RECORD LIST:
::::

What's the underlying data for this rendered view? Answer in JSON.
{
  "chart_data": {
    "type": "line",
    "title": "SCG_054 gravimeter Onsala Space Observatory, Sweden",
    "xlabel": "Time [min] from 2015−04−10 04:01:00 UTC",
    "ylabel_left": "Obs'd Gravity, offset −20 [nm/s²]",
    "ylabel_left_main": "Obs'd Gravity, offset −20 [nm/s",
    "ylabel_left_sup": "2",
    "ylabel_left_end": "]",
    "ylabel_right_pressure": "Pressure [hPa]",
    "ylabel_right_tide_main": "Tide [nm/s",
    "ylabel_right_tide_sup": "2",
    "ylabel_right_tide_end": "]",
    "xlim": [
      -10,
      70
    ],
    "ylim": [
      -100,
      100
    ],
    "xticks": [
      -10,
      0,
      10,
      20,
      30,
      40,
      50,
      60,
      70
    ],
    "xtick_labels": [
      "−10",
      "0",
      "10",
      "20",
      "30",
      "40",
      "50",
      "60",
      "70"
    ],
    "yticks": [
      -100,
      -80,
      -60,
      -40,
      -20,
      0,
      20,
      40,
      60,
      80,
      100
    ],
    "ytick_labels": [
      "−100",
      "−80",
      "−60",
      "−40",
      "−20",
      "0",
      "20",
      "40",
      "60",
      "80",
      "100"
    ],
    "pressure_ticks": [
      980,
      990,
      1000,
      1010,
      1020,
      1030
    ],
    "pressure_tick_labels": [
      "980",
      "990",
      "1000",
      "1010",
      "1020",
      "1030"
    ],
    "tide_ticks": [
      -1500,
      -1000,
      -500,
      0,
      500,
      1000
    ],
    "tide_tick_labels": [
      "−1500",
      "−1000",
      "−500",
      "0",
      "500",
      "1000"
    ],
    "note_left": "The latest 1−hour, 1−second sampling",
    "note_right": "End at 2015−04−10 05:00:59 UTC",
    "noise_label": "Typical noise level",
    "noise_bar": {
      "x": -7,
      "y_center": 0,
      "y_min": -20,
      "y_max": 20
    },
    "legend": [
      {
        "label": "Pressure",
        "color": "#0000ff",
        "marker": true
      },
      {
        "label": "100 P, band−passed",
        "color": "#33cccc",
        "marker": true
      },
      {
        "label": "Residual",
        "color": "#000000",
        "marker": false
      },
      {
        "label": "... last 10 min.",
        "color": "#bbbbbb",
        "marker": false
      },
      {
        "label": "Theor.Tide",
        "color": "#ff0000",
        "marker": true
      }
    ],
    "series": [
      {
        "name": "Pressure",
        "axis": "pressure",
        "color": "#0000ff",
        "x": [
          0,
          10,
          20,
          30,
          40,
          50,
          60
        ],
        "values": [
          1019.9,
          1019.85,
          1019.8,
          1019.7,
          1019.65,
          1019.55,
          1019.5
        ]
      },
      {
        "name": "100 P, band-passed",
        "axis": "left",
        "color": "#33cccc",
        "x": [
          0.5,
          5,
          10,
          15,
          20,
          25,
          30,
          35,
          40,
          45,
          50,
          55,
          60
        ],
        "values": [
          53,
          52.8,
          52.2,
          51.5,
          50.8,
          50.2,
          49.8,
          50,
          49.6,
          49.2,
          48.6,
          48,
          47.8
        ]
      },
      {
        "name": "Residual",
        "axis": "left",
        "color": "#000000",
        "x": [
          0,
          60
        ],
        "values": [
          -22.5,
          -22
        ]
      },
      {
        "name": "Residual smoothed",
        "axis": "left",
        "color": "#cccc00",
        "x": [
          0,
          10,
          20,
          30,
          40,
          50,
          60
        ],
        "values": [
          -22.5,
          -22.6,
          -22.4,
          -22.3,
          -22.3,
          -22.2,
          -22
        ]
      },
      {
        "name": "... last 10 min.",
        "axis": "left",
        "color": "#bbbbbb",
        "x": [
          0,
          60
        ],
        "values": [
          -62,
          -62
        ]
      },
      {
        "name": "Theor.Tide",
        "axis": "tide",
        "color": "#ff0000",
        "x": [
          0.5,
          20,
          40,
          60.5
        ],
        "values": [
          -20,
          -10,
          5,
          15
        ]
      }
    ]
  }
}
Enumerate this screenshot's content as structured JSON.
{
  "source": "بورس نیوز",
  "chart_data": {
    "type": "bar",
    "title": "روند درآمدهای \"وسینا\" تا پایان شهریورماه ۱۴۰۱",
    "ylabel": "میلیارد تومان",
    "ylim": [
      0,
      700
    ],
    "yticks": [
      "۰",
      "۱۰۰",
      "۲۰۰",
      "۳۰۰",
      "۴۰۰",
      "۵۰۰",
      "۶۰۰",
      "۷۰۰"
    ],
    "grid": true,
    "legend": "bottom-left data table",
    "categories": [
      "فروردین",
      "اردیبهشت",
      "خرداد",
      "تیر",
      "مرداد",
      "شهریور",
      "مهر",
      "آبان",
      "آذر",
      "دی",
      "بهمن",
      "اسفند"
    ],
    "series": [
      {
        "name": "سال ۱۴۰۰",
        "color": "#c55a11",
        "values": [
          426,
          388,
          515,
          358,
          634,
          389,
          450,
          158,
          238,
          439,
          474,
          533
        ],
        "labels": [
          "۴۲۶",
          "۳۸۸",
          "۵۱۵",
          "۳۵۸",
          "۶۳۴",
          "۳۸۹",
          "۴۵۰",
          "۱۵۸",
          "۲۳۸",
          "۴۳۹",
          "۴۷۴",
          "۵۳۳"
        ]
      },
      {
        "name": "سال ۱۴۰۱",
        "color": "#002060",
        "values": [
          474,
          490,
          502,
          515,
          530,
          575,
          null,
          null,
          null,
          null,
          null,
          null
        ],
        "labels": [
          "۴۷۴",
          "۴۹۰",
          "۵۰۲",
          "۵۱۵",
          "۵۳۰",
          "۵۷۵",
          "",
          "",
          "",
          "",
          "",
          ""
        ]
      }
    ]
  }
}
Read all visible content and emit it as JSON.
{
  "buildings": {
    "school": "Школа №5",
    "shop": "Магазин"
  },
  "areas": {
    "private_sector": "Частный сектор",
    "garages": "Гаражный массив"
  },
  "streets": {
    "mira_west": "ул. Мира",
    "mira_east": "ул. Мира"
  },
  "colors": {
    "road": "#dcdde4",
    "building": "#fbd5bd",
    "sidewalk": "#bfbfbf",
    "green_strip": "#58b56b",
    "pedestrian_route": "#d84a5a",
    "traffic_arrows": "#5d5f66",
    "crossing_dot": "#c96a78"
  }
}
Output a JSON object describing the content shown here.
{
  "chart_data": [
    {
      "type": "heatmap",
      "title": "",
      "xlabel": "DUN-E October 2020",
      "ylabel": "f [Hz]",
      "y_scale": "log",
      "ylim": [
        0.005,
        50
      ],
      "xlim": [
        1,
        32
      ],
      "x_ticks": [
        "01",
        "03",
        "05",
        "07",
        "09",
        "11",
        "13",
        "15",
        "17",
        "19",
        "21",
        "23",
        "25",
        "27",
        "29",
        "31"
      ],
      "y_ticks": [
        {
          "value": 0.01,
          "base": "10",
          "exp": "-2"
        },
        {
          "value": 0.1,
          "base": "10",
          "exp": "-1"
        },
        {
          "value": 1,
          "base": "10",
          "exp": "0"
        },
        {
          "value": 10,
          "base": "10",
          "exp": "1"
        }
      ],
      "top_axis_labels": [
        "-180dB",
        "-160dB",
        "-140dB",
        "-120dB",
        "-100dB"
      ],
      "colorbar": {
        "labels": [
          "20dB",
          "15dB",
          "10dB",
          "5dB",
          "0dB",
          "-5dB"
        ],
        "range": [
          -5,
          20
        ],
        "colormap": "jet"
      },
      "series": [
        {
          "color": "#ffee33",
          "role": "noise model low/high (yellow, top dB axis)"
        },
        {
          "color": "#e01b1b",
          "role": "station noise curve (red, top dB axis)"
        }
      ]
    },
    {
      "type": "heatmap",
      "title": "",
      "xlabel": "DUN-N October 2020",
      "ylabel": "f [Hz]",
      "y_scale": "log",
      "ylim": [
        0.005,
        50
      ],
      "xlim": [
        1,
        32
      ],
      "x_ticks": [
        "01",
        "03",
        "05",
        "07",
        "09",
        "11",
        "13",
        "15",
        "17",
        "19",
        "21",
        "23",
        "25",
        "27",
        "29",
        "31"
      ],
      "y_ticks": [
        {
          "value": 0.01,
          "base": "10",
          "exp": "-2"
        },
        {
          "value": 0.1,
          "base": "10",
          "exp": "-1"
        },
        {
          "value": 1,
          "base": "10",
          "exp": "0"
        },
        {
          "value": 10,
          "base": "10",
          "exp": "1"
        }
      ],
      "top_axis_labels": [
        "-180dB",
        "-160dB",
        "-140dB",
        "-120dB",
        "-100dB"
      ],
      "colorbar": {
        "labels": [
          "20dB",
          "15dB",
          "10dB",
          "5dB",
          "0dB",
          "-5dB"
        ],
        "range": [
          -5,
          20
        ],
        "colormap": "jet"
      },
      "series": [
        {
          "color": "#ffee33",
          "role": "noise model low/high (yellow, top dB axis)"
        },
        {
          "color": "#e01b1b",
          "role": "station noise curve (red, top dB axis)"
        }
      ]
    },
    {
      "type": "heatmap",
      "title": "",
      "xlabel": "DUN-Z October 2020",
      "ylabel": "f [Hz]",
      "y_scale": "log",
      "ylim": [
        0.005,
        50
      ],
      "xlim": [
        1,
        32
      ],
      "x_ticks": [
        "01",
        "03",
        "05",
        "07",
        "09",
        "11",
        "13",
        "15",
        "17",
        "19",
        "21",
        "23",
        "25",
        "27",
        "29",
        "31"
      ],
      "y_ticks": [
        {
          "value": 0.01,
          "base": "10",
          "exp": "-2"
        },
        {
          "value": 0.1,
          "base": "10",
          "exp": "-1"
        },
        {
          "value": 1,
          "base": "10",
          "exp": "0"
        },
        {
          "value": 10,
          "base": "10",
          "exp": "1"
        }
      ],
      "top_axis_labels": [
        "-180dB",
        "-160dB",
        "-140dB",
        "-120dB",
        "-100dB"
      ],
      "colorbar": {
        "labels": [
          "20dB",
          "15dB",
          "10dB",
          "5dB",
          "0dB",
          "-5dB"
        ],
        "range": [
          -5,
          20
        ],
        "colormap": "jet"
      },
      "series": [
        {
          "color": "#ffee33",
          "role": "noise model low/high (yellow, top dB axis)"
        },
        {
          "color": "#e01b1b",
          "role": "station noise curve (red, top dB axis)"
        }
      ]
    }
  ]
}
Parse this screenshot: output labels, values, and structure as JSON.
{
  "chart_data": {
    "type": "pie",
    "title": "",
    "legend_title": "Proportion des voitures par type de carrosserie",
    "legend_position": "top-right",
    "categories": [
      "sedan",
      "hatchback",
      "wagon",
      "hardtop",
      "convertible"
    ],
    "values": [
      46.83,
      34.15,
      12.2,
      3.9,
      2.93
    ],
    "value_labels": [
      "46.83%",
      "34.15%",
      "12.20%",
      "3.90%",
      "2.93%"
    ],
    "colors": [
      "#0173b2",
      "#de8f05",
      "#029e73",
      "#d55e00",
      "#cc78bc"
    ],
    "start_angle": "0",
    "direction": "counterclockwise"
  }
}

::::

SET PROBLEM:
How many lines of these entries hold the string "Gravity"? Answer with the number alone.

SOLUTION FOR THIS EXERCISE:
2